_The exercise:_ Copy out the entries exactly, from the first line to the last.
◇ ◇ ◇ ◇ ◇
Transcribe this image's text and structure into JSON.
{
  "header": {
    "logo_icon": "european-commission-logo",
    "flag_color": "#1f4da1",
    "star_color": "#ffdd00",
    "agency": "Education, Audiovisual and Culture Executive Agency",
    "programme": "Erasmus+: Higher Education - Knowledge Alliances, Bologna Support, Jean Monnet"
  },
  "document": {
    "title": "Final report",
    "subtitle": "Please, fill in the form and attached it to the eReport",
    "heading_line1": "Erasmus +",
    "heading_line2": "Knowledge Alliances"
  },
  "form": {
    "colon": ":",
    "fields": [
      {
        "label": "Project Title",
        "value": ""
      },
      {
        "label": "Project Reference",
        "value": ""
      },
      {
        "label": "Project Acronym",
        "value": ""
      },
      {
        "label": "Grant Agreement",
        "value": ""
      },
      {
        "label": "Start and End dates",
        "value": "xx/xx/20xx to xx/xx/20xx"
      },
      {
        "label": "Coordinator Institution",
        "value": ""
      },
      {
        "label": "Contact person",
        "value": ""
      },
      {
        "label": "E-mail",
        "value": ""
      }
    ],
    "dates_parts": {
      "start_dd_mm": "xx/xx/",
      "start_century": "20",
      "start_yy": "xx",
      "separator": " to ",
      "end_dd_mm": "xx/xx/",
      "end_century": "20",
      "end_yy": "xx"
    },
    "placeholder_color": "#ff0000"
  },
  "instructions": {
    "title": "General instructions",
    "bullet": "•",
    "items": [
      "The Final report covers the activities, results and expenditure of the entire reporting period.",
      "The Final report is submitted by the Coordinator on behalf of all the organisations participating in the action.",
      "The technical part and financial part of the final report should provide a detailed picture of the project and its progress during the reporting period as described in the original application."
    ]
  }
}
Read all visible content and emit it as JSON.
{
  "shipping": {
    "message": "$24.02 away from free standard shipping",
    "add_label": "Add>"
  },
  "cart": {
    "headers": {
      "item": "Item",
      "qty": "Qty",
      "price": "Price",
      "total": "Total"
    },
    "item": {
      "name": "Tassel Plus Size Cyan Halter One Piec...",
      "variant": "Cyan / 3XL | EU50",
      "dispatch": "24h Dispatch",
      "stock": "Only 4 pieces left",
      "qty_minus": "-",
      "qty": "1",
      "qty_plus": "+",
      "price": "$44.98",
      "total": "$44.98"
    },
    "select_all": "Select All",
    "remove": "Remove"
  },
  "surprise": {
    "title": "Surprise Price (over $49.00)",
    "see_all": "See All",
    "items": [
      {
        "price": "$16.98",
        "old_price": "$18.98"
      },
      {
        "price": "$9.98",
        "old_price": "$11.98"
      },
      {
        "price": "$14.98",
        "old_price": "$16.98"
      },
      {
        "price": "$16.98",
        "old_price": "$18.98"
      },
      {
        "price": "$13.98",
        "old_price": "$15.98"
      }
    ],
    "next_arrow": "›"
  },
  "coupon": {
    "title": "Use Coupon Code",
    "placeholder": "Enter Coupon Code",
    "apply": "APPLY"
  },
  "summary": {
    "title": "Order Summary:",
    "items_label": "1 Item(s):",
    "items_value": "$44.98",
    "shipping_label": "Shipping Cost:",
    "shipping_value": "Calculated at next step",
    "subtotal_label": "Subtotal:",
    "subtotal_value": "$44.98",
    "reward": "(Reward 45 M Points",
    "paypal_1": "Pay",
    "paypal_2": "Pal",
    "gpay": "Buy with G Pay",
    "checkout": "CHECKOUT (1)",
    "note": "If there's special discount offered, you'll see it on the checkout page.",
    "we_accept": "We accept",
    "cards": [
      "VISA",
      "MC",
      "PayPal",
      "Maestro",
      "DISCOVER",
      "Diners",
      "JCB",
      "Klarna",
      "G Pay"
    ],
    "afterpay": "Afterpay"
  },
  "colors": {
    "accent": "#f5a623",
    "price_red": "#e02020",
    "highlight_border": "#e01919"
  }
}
◇ ◇ ◇ ◇ ◇
_Finished exercise:_
Transcribe this image's text and structure into JSON.
{
  "header": {
    "logo_icon": "european-commission-logo",
    "flag_color": "#1f4da1",
    "star_color": "#ffdd00",
    "agency": "Education, Audiovisual and Culture Executive Agency",
    "programme": "Erasmus+: Higher Education - Knowledge Alliances, Bologna Support, Jean Monnet"
  },
  "document": {
    "title": "Final report",
    "subtitle": "Please, fill in the form and attached it to the eReport",
    "heading_line1": "Erasmus +",
    "heading_line2": "Knowledge Alliances"
  },
  "form": {
    "colon": ":",
    "fields": [
      {
        "label": "Project Title",
        "value": ""
      },
      {
        "label": "Project Reference",
        "value": ""
      },
      {
        "label": "Project Acronym",
        "value": ""
      },
      {
        "label": "Grant Agreement",
        "value": ""
      },
      {
        "label": "Start and End dates",
        "value": "xx/xx/20xx to xx/xx/20xx"
      },
      {
        "label": "Coordinator Institution",
        "value": ""
      },
      {
        "label": "Contact person",
        "value": ""
      },
      {
        "label": "E-mail",
        "value": ""
      }
    ],
    "dates_parts": {
      "start_dd_mm": "xx/xx/",
      "start_century": "20",
      "start_yy": "xx",
      "separator": " to ",
      "end_dd_mm": "xx/xx/",
      "end_century": "20",
      "end_yy": "xx"
    },
    "placeholder_color": "#ff0000"
  },
  "instructions": {
    "title": "General instructions",
    "bullet": "•",
    "items": [
      "The Final report covers the activities, results and expenditure of the entire reporting period.",
      "The Final report is submitted by the Coordinator on behalf of all the organisations participating in the action.",
      "The technical part and financial part of the final report should provide a detailed picture of the project and its progress during the reporting period as described in the original application."
    ]
  }
}
Read all visible content and emit it as JSON.
{
  "shipping": {
    "message": "$24.02 away from free standard shipping",
    "add_label": "Add>"
  },
  "cart": {
    "headers": {
      "item": "Item",
      "qty": "Qty",
      "price": "Price",
      "total": "Total"
    },
    "item": {
      "name": "Tassel Plus Size Cyan Halter One Piec...",
      "variant": "Cyan / 3XL | EU50",
      "dispatch": "24h Dispatch",
      "stock": "Only 4 pieces left",
      "qty_minus": "-",
      "qty": "1",
      "qty_plus": "+",
      "price": "$44.98",
      "total": "$44.98"
    },
    "select_all": "Select All",
    "remove": "Remove"
  },
  "surprise": {
    "title": "Surprise Price (over $49.00)",
    "see_all": "See All",
    "items": [
      {
        "price": "$16.98",
        "old_price": "$18.98"
      },
      {
        "price": "$9.98",
        "old_price": "$11.98"
      },
      {
        "price": "$14.98",
        "old_price": "$16.98"
      },
      {
        "price": "$16.98",
        "old_price": "$18.98"
      },
      {
        "price": "$13.98",
        "old_price": "$15.98"
      }
    ],
    "next_arrow": "›"
  },
  "coupon": {
    "title": "Use Coupon Code",
    "placeholder": "Enter Coupon Code",
    "apply": "APPLY"
  },
  "summary": {
    "title": "Order Summary:",
    "items_label": "1 Item(s):",
    "items_value": "$44.98",
    "shipping_label": "Shipping Cost:",
    "shipping_value": "Calculated at next step",
    "subtotal_label": "Subtotal:",
    "subtotal_value": "$44.98",
    "reward": "(Reward 45 M Points",
    "paypal_1": "Pay",
    "paypal_2": "Pal",
    "gpay": "Buy with G Pay",
    "checkout": "CHECKOUT (1)",
    "note": "If there's special discount offered, you'll see it on the checkout page.",
    "we_accept": "We accept",
    "cards": [
      "VISA",
      "MC",
      "PayPal",
      "Maestro",
      "DISCOVER",
      "Diners",
      "JCB",
      "Klarna",
      "G Pay"
    ],
    "afterpay": "Afterpay"
  },
  "colors": {
    "accent": "#f5a623",
    "price_red": "#e02020",
    "highlight_border": "#e01919"
  }
}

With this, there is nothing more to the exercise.